## Written instruction:
Gather every line below where "JSON" appears.

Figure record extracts
###

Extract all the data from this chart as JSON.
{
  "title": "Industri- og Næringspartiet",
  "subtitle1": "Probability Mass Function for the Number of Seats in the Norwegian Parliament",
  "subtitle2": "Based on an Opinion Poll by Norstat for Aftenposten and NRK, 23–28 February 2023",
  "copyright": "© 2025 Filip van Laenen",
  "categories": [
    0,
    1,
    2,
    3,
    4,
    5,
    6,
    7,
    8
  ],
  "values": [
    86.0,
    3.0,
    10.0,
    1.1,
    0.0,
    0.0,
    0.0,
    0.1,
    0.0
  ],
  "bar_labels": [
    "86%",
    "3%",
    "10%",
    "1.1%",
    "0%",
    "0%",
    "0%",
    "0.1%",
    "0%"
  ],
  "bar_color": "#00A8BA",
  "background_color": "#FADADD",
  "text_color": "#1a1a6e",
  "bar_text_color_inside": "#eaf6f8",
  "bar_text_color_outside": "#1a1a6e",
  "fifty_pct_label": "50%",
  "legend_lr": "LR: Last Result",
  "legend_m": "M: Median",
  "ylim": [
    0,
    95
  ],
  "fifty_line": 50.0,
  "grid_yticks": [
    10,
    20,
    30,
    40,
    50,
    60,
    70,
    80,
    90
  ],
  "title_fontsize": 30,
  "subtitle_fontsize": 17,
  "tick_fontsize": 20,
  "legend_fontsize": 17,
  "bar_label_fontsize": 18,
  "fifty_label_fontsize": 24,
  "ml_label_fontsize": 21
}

###

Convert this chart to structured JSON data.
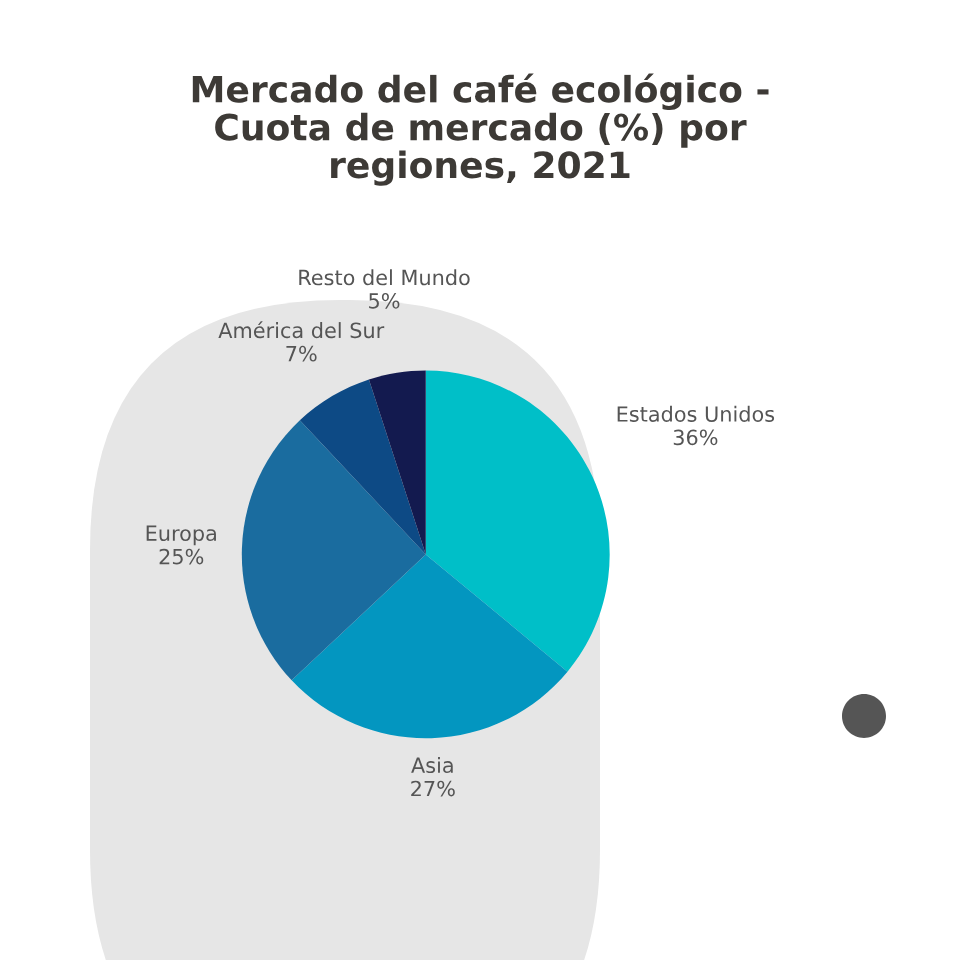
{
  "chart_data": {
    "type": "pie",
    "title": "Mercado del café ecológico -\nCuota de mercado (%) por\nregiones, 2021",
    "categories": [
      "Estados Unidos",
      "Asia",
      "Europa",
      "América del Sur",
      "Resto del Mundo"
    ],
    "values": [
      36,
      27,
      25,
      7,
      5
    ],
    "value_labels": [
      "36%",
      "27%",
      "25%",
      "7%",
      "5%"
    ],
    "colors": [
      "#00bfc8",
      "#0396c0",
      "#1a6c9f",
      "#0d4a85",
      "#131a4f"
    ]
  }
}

###

## Response to this task:
Extract all the data from this chart as JSON.
Convert this chart to structured JSON data.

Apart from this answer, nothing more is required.